### What you are asked to do
Pull every line holding the string "name" from the records below.

### Stored data
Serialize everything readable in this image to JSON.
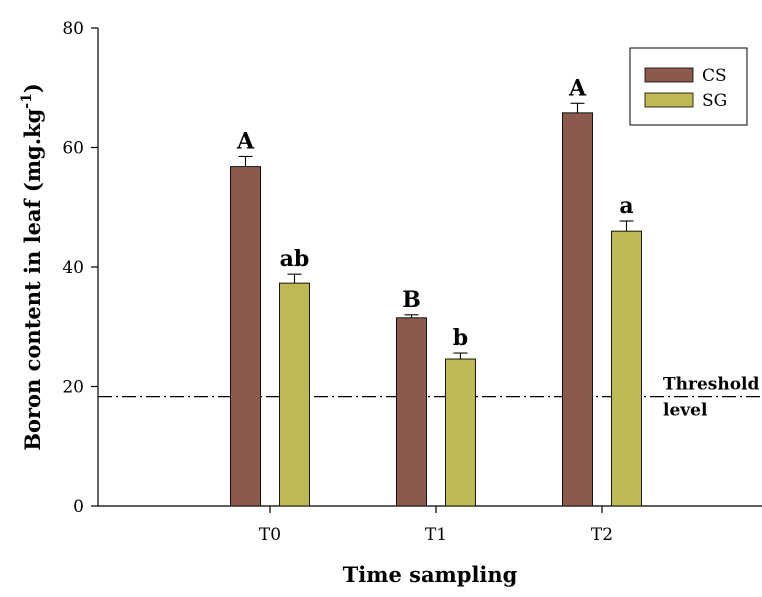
{
  "chart_data": {
    "type": "bar",
    "title": "",
    "xlabel": "Time sampling",
    "ylabel": "Boron content in leaf (mg.kg",
    "ylabel_superscript": "-1",
    "ylabel_suffix": ")",
    "categories": [
      "T0",
      "T1",
      "T2"
    ],
    "ylim": [
      0,
      80
    ],
    "yticks": [
      0,
      20,
      40,
      60,
      80
    ],
    "grid": false,
    "legend_position": "top-right",
    "series": [
      {
        "name": "CS",
        "color": "#8B5A4D",
        "values": [
          56.8,
          31.5,
          65.8
        ],
        "errors": [
          1.7,
          0.5,
          1.6
        ],
        "labels": [
          "A",
          "B",
          "A"
        ]
      },
      {
        "name": "SG",
        "color": "#BDBA53",
        "values": [
          37.3,
          24.6,
          46.0
        ],
        "errors": [
          1.5,
          1.0,
          1.7
        ],
        "labels": [
          "ab",
          "b",
          "a"
        ]
      }
    ],
    "threshold": {
      "value": 18.3,
      "style": "dash-dot",
      "label_line1": "Threshold",
      "label_line2": "level"
    }
  }
}
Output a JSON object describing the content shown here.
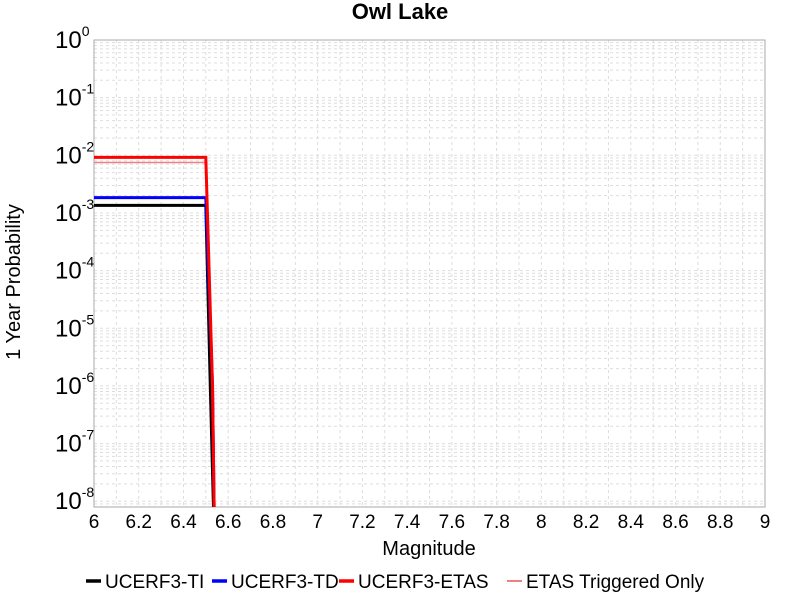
{
  "chart_data": {
    "type": "line",
    "title": "Owl Lake",
    "xlabel": "Magnitude",
    "ylabel": "1 Year Probability",
    "xlim": [
      6,
      9
    ],
    "ylim": [
      -8.1,
      0
    ],
    "yscale": "log",
    "grid": true,
    "legend_position": "bottom",
    "x_ticks": [
      "6",
      "6.2",
      "6.4",
      "6.6",
      "6.8",
      "7",
      "7.2",
      "7.4",
      "7.6",
      "7.8",
      "8",
      "8.2",
      "8.4",
      "8.6",
      "8.8",
      "9"
    ],
    "y_ticks": [
      {
        "base": "10",
        "exp": "-8"
      },
      {
        "base": "10",
        "exp": "-7"
      },
      {
        "base": "10",
        "exp": "-6"
      },
      {
        "base": "10",
        "exp": "-5"
      },
      {
        "base": "10",
        "exp": "-4"
      },
      {
        "base": "10",
        "exp": "-3"
      },
      {
        "base": "10",
        "exp": "-2"
      },
      {
        "base": "10",
        "exp": "-1"
      },
      {
        "base": "10",
        "exp": "0"
      }
    ],
    "series": [
      {
        "name": "UCERF3-TI",
        "color": "#000000",
        "x": [
          6.0,
          6.5,
          6.52,
          6.54
        ],
        "y": [
          0.00135,
          0.00135,
          1e-06,
          1e-09
        ]
      },
      {
        "name": "UCERF3-TD",
        "color": "#0000ff",
        "x": [
          6.0,
          6.5,
          6.53,
          6.54
        ],
        "y": [
          0.00185,
          0.00185,
          1e-06,
          1e-09
        ]
      },
      {
        "name": "UCERF3-ETAS",
        "color": "#ff0000",
        "x": [
          6.0,
          6.5,
          6.53,
          6.54
        ],
        "y": [
          0.0092,
          0.0092,
          1e-06,
          1e-09
        ]
      },
      {
        "name": "ETAS Triggered Only",
        "color": "#f08080",
        "x": [
          6.0,
          6.5,
          6.53,
          6.54
        ],
        "y": [
          0.0075,
          0.0075,
          1e-06,
          1e-09
        ]
      }
    ]
  }
}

### Task answer
        "name": "CS",
        "name": "SG",
        "name": "UCERF3-TI",
        "name": "UCERF3-TD",
        "name": "UCERF3-ETAS",
        "name": "ETAS Triggered Only",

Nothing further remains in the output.